Yu et al. [75], using aspen wood as raw material, studied the effects of different metal-oxide catalysts (NiW/Al2O3 and NiMo/Al2O3) on hydrothermal rehydration (Figure 17). High-loaded NiMo/Al2O3 catalysts had the best performance, with a bio-oil yield of 71.9 wt.% and oxygen content of 2.4 wt.%. The GC-MS analysis demonstrates that lignin is mainly converted to oxygen-containing polycyclic aromatic hydrocarbons by a decomposing or decomposition reaction during the HTL process. Meanwhile, sugars and lipids are mainly converted to cyclopentanone and fatty acid derivatives.
Ding et al. [42] examined the effects of different solvents and catalysts (SBA-15, Ni/SBA-15, Al/SBA-15, Ni-Al/SBA-15) on the HTL process of rice straw. Research demonstrates alcohol-solvents (ethanol and methanol)-extracted bio-oil yields are higher than water. Because of the Ni and Al loadings on SBA-15 support, the acid strength of the catalyst increased. Under the Ni-Al/SBA-15 catalyst, the obtained HT bio-oil yields are 44.3 wt.%, 56.2 wt.%, and 48.1 wt.% for water, ethanol, and methanol solvents, respectively. HT bio-oil components are monophenols, phenols, 4-acetylol, 2-methylphenol, 2-methyl-4-acetylol, and vanilla aldehyde. Compared with non-catalytic HTL, catalytic HTL promotes hydrogenation and deoxygenation, producing bio-oils with lower molecular weight.

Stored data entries
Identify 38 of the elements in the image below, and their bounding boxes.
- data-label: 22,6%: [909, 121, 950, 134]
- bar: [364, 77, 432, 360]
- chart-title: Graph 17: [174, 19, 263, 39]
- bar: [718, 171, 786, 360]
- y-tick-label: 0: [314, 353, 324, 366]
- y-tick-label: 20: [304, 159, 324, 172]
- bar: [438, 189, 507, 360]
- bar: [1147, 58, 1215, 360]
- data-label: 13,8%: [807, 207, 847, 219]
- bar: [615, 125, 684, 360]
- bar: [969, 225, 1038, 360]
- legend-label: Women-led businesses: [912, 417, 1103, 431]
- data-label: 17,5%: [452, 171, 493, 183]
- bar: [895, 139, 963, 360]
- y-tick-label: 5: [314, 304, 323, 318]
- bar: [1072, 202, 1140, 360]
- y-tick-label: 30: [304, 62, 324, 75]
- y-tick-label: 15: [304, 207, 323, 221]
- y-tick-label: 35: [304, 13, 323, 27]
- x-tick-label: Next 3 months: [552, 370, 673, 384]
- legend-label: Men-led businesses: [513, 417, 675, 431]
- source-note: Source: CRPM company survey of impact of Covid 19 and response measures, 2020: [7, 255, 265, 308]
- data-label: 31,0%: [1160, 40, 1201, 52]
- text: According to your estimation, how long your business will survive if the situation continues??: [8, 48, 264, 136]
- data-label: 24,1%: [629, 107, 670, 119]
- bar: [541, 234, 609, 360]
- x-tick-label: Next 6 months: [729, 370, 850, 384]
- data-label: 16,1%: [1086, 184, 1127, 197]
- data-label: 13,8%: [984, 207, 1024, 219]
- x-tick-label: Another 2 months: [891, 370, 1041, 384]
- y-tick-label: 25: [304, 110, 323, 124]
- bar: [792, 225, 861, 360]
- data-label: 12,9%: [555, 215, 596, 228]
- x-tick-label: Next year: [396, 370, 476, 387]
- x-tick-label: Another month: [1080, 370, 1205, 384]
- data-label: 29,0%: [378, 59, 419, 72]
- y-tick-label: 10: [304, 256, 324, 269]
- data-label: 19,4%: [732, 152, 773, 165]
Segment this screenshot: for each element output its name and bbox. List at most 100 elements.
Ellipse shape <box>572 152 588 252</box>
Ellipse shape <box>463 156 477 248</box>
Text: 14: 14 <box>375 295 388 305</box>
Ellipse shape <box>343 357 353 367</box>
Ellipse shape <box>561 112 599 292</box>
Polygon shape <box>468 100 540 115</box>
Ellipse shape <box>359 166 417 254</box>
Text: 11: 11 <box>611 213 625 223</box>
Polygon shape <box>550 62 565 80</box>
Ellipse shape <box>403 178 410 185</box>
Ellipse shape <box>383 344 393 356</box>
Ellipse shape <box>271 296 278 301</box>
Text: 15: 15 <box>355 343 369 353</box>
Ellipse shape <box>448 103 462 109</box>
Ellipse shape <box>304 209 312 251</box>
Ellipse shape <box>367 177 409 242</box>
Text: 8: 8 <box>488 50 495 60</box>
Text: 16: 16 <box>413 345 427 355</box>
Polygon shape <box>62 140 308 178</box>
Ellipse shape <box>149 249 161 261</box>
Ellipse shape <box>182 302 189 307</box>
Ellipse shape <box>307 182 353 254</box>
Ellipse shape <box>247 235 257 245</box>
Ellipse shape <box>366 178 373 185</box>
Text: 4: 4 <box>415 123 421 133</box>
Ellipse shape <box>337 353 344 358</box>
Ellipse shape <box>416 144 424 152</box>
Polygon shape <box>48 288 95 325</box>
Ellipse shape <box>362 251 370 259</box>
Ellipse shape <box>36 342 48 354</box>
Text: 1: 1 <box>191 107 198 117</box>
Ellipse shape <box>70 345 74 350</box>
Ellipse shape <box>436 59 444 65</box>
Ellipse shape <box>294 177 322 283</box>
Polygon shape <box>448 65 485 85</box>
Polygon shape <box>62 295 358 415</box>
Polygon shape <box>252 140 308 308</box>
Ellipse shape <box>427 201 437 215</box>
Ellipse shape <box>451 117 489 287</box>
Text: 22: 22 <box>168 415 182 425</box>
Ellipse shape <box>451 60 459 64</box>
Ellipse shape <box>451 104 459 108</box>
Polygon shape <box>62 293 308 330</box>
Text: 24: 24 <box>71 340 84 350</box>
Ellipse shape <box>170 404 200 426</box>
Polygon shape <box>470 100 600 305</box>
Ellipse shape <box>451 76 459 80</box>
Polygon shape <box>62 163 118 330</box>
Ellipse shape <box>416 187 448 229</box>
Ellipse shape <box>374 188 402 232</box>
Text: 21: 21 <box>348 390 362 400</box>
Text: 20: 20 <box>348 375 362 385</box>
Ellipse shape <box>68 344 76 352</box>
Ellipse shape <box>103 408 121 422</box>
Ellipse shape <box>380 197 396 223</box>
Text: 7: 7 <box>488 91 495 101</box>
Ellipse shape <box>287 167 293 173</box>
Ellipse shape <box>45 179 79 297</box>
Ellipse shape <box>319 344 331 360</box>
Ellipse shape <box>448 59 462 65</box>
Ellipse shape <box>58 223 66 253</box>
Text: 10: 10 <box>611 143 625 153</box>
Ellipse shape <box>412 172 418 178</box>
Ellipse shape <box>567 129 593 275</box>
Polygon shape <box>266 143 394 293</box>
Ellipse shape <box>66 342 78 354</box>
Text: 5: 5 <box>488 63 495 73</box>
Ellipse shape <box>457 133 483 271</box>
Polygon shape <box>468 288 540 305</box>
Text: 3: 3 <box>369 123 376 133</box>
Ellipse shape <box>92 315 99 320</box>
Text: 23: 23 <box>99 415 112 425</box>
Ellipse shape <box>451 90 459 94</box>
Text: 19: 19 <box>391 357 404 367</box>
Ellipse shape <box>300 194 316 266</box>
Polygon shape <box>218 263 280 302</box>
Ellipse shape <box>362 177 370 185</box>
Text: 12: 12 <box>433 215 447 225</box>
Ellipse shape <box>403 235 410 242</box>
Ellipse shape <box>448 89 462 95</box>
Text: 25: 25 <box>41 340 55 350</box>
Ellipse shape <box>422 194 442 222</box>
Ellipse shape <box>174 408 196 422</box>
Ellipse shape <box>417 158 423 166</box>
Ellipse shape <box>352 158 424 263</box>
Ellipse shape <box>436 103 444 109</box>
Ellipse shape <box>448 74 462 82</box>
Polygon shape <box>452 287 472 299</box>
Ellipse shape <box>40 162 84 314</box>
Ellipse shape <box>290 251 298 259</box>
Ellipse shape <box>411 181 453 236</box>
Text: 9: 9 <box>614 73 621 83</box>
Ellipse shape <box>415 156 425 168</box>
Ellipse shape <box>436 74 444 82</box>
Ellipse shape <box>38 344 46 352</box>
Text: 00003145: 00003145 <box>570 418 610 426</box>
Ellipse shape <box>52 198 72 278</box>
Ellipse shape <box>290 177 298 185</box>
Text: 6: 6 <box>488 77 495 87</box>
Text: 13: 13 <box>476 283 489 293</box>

- Apply what you read:
1: Extract the part of the passage on catalytic hydrothermal liquefaction between "Ding et al." and "lower molecular weight.", inclusive.
2: Continue the passage on catalytic hydrothermal liquefaction from its final sentence.

- Numbered responses:
1:
Ding et al. [42] examined the effects of different solvents and catalysts (SBA-15, Ni/SBA-15, Al/SBA-15, Ni-Al/SBA-15) on the HTL process of rice straw. Research demonstrates alcohol-solvents (ethanol and methanol)-extracted bio-oil yields are higher than water. Because of the Ni and Al loadings on SBA-15 support, the acid strength of the catalyst increased. Under the Ni-Al/SBA-15 catalyst, the obtained HT bio-oil yields are 44.3 wt.%, 56.2 wt.%, and 48.1 wt.% for water, ethanol, and methanol solvents, respectively. HT bio-oil components are monophenols, phenols, 4-acetylol, 2-methylphenol, 2-methyl-4-acetylol, and vanilla aldehyde. Compared with non-catalytic HTL, catalytic HTL promotes hydrogenation and deoxygenation, producing bio-oils with lower molecular weight.

2:
During an HTL process, water can be broken down into H+ and OH; thus, cellulose, hemicellulose, and lignin break down faster than alcohol solvents, producing higher levels of fatty family compounds (2-ethyl ketones, 4-hydroxy-4-methyl). A catalyst can accelerate the β-O-4 and C-C bond break (mainly in lignin) to obtain more aromatic compounds. Because of the breaking of β-O-4 bonds in lignin by H+, more phenolic compounds could be found in lignin-based HT bio-oil. Ethanol is a hydroxyl type solvent that enhances the hydrogen bond strength with oxygen-containing energy groups, and the hydrogen-bond-induced effect enhances the degradation of the lignin and carbohydrate matrix [76].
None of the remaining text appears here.